LISTED ENTRIES >>
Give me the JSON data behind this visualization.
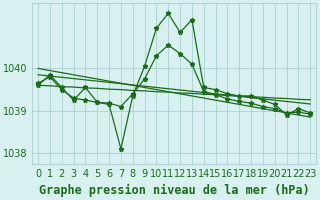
{
  "title": "Graphe pression niveau de la mer (hPa)",
  "xlabel_hours": [
    0,
    1,
    2,
    3,
    4,
    5,
    6,
    7,
    8,
    9,
    10,
    11,
    12,
    13,
    14,
    15,
    16,
    17,
    18,
    19,
    20,
    21,
    22,
    23
  ],
  "series_zigzag": [
    1039.6,
    1039.85,
    1039.55,
    1039.25,
    1039.55,
    1039.2,
    1039.15,
    1038.1,
    1039.35,
    1040.05,
    1040.95,
    1041.3,
    1040.85,
    1041.15,
    1039.55,
    1039.5,
    1039.4,
    1039.35,
    1039.35,
    1039.25,
    1039.15,
    1038.9,
    1039.05,
    1038.95
  ],
  "series_linear1": [
    1039.85,
    1039.82,
    1039.79,
    1039.76,
    1039.73,
    1039.7,
    1039.67,
    1039.64,
    1039.61,
    1039.58,
    1039.55,
    1039.52,
    1039.49,
    1039.46,
    1039.43,
    1039.4,
    1039.37,
    1039.34,
    1039.31,
    1039.28,
    1039.25,
    1039.22,
    1039.19,
    1039.16
  ],
  "series_linear2": [
    1039.6,
    1039.59,
    1039.57,
    1039.56,
    1039.54,
    1039.53,
    1039.51,
    1039.5,
    1039.48,
    1039.47,
    1039.45,
    1039.44,
    1039.42,
    1039.41,
    1039.39,
    1039.38,
    1039.36,
    1039.35,
    1039.33,
    1039.32,
    1039.3,
    1039.29,
    1039.27,
    1039.26
  ],
  "series_linear3": [
    1040.0,
    1039.95,
    1039.9,
    1039.85,
    1039.8,
    1039.75,
    1039.7,
    1039.65,
    1039.6,
    1039.55,
    1039.5,
    1039.45,
    1039.4,
    1039.35,
    1039.3,
    1039.25,
    1039.2,
    1039.15,
    1039.1,
    1039.05,
    1039.0,
    1038.95,
    1038.9,
    1038.85
  ],
  "series_smooth": [
    1039.65,
    1039.8,
    1039.5,
    1039.3,
    1039.25,
    1039.2,
    1039.18,
    1039.1,
    1039.4,
    1039.75,
    1040.3,
    1040.55,
    1040.35,
    1040.1,
    1039.45,
    1039.38,
    1039.28,
    1039.22,
    1039.18,
    1039.1,
    1039.05,
    1038.95,
    1038.97,
    1038.92
  ],
  "line_color": "#1a6b1a",
  "bg_color": "#d8f0f0",
  "grid_color": "#a0c8c8",
  "text_color": "#1a6b1a",
  "ylim": [
    1037.75,
    1041.55
  ],
  "yticks": [
    1038,
    1039,
    1040
  ],
  "title_fontsize": 8.5,
  "tick_fontsize": 7
}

EXERCISE TASK >>
The pictures should not appear in the copy; every other part of the records above must be returned exactly.

FINISHED TASK >>
Give me the JSON data behind this visualization.
{
  "title": "Graphe pression niveau de la mer (hPa)",
  "xlabel_hours": [
    0,
    1,
    2,
    3,
    4,
    5,
    6,
    7,
    8,
    9,
    10,
    11,
    12,
    13,
    14,
    15,
    16,
    17,
    18,
    19,
    20,
    21,
    22,
    23
  ],
  "series_zigzag": [
    1039.6,
    1039.85,
    1039.55,
    1039.25,
    1039.55,
    1039.2,
    1039.15,
    1038.1,
    1039.35,
    1040.05,
    1040.95,
    1041.3,
    1040.85,
    1041.15,
    1039.55,
    1039.5,
    1039.4,
    1039.35,
    1039.35,
    1039.25,
    1039.15,
    1038.9,
    1039.05,
    1038.95
  ],
  "series_linear1": [
    1039.85,
    1039.82,
    1039.79,
    1039.76,
    1039.73,
    1039.7,
    1039.67,
    1039.64,
    1039.61,
    1039.58,
    1039.55,
    1039.52,
    1039.49,
    1039.46,
    1039.43,
    1039.4,
    1039.37,
    1039.34,
    1039.31,
    1039.28,
    1039.25,
    1039.22,
    1039.19,
    1039.16
  ],
  "series_linear2": [
    1039.6,
    1039.59,
    1039.57,
    1039.56,
    1039.54,
    1039.53,
    1039.51,
    1039.5,
    1039.48,
    1039.47,
    1039.45,
    1039.44,
    1039.42,
    1039.41,
    1039.39,
    1039.38,
    1039.36,
    1039.35,
    1039.33,
    1039.32,
    1039.3,
    1039.29,
    1039.27,
    1039.26
  ],
  "series_linear3": [
    1040.0,
    1039.95,
    1039.9,
    1039.85,
    1039.8,
    1039.75,
    1039.7,
    1039.65,
    1039.6,
    1039.55,
    1039.5,
    1039.45,
    1039.4,
    1039.35,
    1039.3,
    1039.25,
    1039.2,
    1039.15,
    1039.1,
    1039.05,
    1039.0,
    1038.95,
    1038.9,
    1038.85
  ],
  "series_smooth": [
    1039.65,
    1039.8,
    1039.5,
    1039.3,
    1039.25,
    1039.2,
    1039.18,
    1039.1,
    1039.4,
    1039.75,
    1040.3,
    1040.55,
    1040.35,
    1040.1,
    1039.45,
    1039.38,
    1039.28,
    1039.22,
    1039.18,
    1039.1,
    1039.05,
    1038.95,
    1038.97,
    1038.92
  ],
  "line_color": "#1a6b1a",
  "bg_color": "#d8f0f0",
  "grid_color": "#a0c8c8",
  "text_color": "#1a6b1a",
  "ylim": [
    1037.75,
    1041.55
  ],
  "yticks": [
    1038,
    1039,
    1040
  ],
  "title_fontsize": 8.5,
  "tick_fontsize": 7
}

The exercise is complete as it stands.